-- Excerpted data start --
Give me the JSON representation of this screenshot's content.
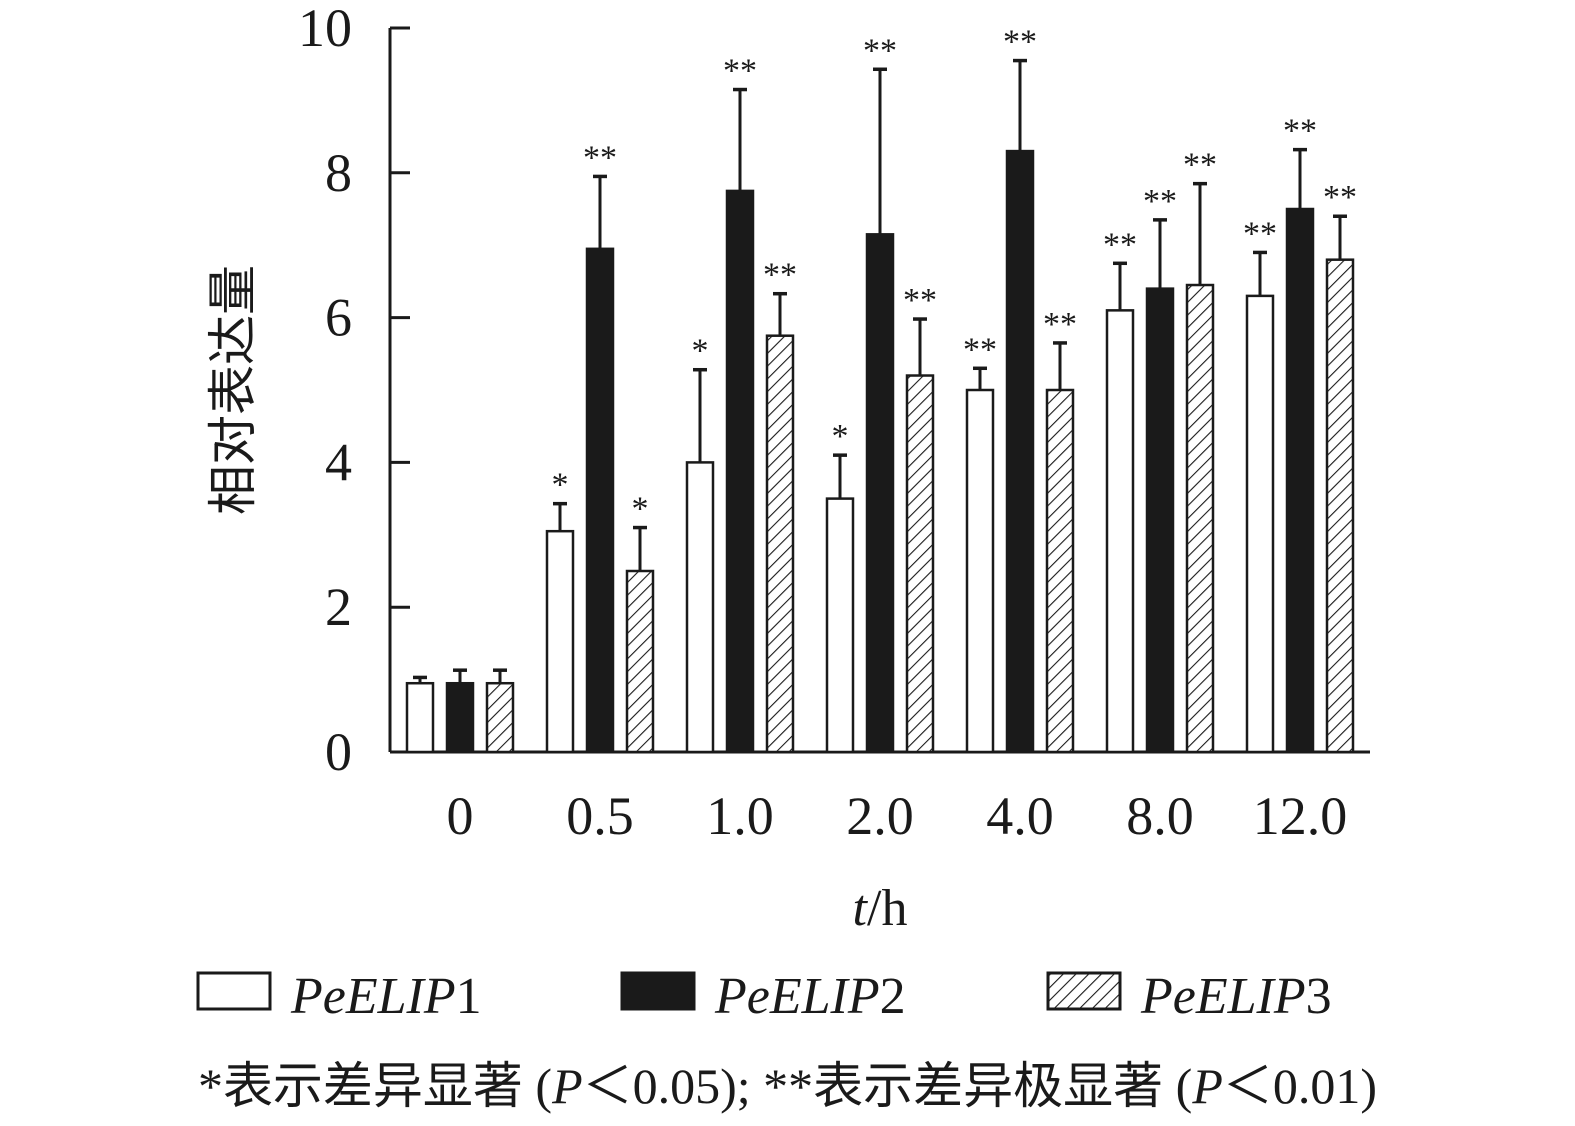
{
  "chart_data": {
    "type": "bar",
    "title": "",
    "xlabel": "t/h",
    "xlabel_italic_part": "t",
    "xlabel_rest": "/h",
    "ylabel": "相对表达量",
    "ylim": [
      0,
      10
    ],
    "yticks": [
      "0",
      "2",
      "4",
      "6",
      "8",
      "10"
    ],
    "categories": [
      "0",
      "0.5",
      "1.0",
      "2.0",
      "4.0",
      "8.0",
      "12.0"
    ],
    "series": [
      {
        "name": "PeELIP1",
        "name_italic": "PeELIP",
        "name_suffix": "1",
        "fill": "white",
        "values": [
          0.95,
          3.05,
          4.0,
          3.5,
          5.0,
          6.1,
          6.3
        ],
        "errors": [
          0.08,
          0.38,
          1.28,
          0.6,
          0.3,
          0.65,
          0.6
        ],
        "significance": [
          "",
          "*",
          "*",
          "*",
          "**",
          "**",
          "**"
        ]
      },
      {
        "name": "PeELIP2",
        "name_italic": "PeELIP",
        "name_suffix": "2",
        "fill": "black",
        "values": [
          0.95,
          6.95,
          7.75,
          7.15,
          8.3,
          6.4,
          7.5
        ],
        "errors": [
          0.18,
          1.0,
          1.4,
          2.28,
          1.25,
          0.95,
          0.82
        ],
        "significance": [
          "",
          "**",
          "**",
          "**",
          "**",
          "**",
          "**"
        ]
      },
      {
        "name": "PeELIP3",
        "name_italic": "PeELIP",
        "name_suffix": "3",
        "fill": "hatched",
        "values": [
          0.95,
          2.5,
          5.75,
          5.2,
          5.0,
          6.45,
          6.8
        ],
        "errors": [
          0.18,
          0.6,
          0.58,
          0.78,
          0.65,
          1.4,
          0.6
        ],
        "significance": [
          "",
          "*",
          "**",
          "**",
          "**",
          "**",
          "**"
        ]
      }
    ],
    "legend_position": "bottom",
    "colors": {
      "ink": "#1a1a1a",
      "fill_black": "#1a1a1a",
      "fill_white": "#ffffff"
    }
  },
  "footnote": "*表示差异显著 (P＜0.05); **表示差异极显著 (P＜0.01)",
  "footnote_parts": {
    "a": "*表示差异显著 (",
    "p1": "P",
    "b": "＜0.05); **表示差异极显著 (",
    "p2": "P",
    "c": "＜0.01)"
  }
}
-- Excerpted data end --
_Prompt_: Transcribe the records verbatim and omit the images.

_Result of this exercise_:
Give me the JSON representation of this screenshot's content.
{
  "chart_data": {
    "type": "bar",
    "title": "",
    "xlabel": "t/h",
    "xlabel_italic_part": "t",
    "xlabel_rest": "/h",
    "ylabel": "相对表达量",
    "ylim": [
      0,
      10
    ],
    "yticks": [
      "0",
      "2",
      "4",
      "6",
      "8",
      "10"
    ],
    "categories": [
      "0",
      "0.5",
      "1.0",
      "2.0",
      "4.0",
      "8.0",
      "12.0"
    ],
    "series": [
      {
        "name": "PeELIP1",
        "name_italic": "PeELIP",
        "name_suffix": "1",
        "fill": "white",
        "values": [
          0.95,
          3.05,
          4.0,
          3.5,
          5.0,
          6.1,
          6.3
        ],
        "errors": [
          0.08,
          0.38,
          1.28,
          0.6,
          0.3,
          0.65,
          0.6
        ],
        "significance": [
          "",
          "*",
          "*",
          "*",
          "**",
          "**",
          "**"
        ]
      },
      {
        "name": "PeELIP2",
        "name_italic": "PeELIP",
        "name_suffix": "2",
        "fill": "black",
        "values": [
          0.95,
          6.95,
          7.75,
          7.15,
          8.3,
          6.4,
          7.5
        ],
        "errors": [
          0.18,
          1.0,
          1.4,
          2.28,
          1.25,
          0.95,
          0.82
        ],
        "significance": [
          "",
          "**",
          "**",
          "**",
          "**",
          "**",
          "**"
        ]
      },
      {
        "name": "PeELIP3",
        "name_italic": "PeELIP",
        "name_suffix": "3",
        "fill": "hatched",
        "values": [
          0.95,
          2.5,
          5.75,
          5.2,
          5.0,
          6.45,
          6.8
        ],
        "errors": [
          0.18,
          0.6,
          0.58,
          0.78,
          0.65,
          1.4,
          0.6
        ],
        "significance": [
          "",
          "*",
          "**",
          "**",
          "**",
          "**",
          "**"
        ]
      }
    ],
    "legend_position": "bottom",
    "colors": {
      "ink": "#1a1a1a",
      "fill_black": "#1a1a1a",
      "fill_white": "#ffffff"
    }
  },
  "footnote": "*表示差异显著 (P＜0.05); **表示差异极显著 (P＜0.01)",
  "footnote_parts": {
    "a": "*表示差异显著 (",
    "p1": "P",
    "b": "＜0.05); **表示差异极显著 (",
    "p2": "P",
    "c": "＜0.01)"
  }
}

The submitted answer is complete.